**MATERIAL PROVIDED:**
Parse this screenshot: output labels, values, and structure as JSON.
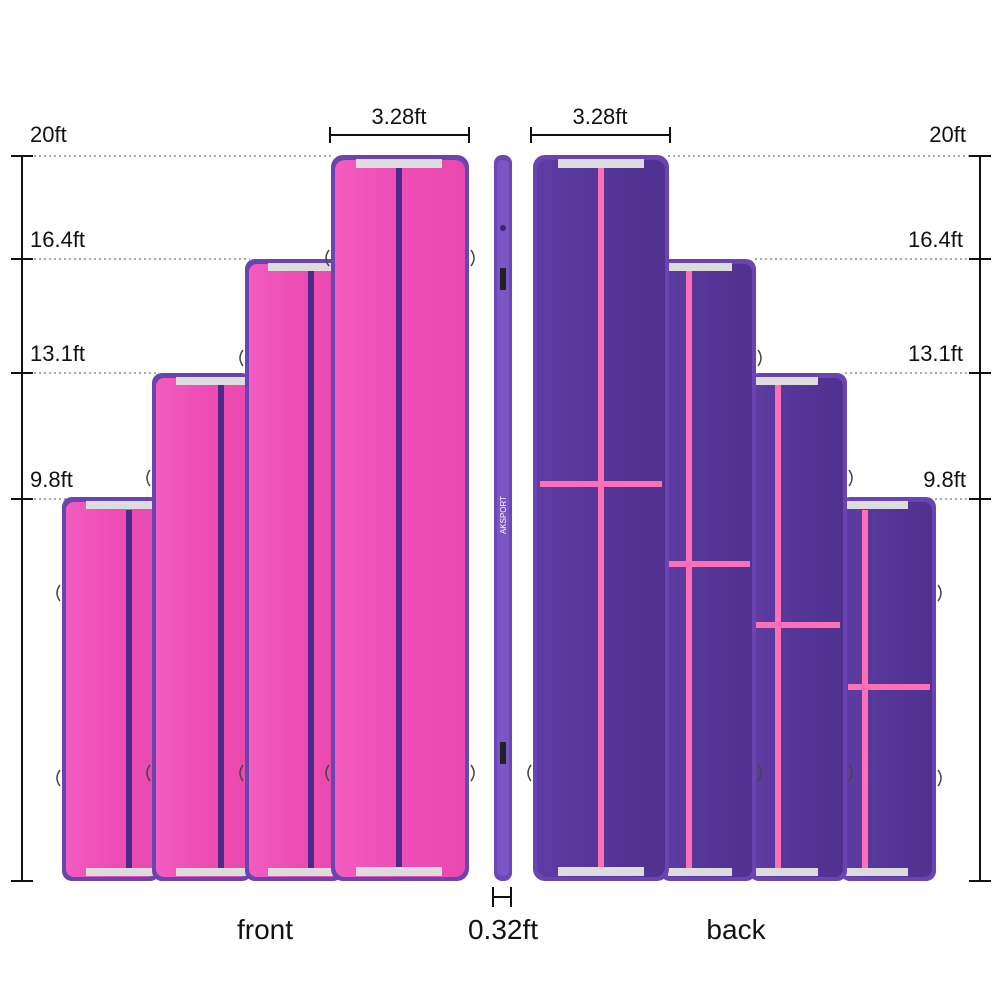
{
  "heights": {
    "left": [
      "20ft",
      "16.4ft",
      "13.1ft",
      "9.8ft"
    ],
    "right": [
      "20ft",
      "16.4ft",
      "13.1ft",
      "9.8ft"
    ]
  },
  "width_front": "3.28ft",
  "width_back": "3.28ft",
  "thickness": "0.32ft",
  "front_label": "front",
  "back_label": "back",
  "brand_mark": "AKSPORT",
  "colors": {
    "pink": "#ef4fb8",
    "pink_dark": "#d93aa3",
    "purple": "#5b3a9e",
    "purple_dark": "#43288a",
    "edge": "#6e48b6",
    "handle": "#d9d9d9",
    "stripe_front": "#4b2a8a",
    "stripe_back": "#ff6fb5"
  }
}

**STATED GOAL:** Could you reproduce every record above exactly, leaving out the pictures?

**ANSWER:**
Parse this screenshot: output labels, values, and structure as JSON.
{
  "heights": {
    "left": [
      "20ft",
      "16.4ft",
      "13.1ft",
      "9.8ft"
    ],
    "right": [
      "20ft",
      "16.4ft",
      "13.1ft",
      "9.8ft"
    ]
  },
  "width_front": "3.28ft",
  "width_back": "3.28ft",
  "thickness": "0.32ft",
  "front_label": "front",
  "back_label": "back",
  "brand_mark": "AKSPORT",
  "colors": {
    "pink": "#ef4fb8",
    "pink_dark": "#d93aa3",
    "purple": "#5b3a9e",
    "purple_dark": "#43288a",
    "edge": "#6e48b6",
    "handle": "#d9d9d9",
    "stripe_front": "#4b2a8a",
    "stripe_back": "#ff6fb5"
  }
}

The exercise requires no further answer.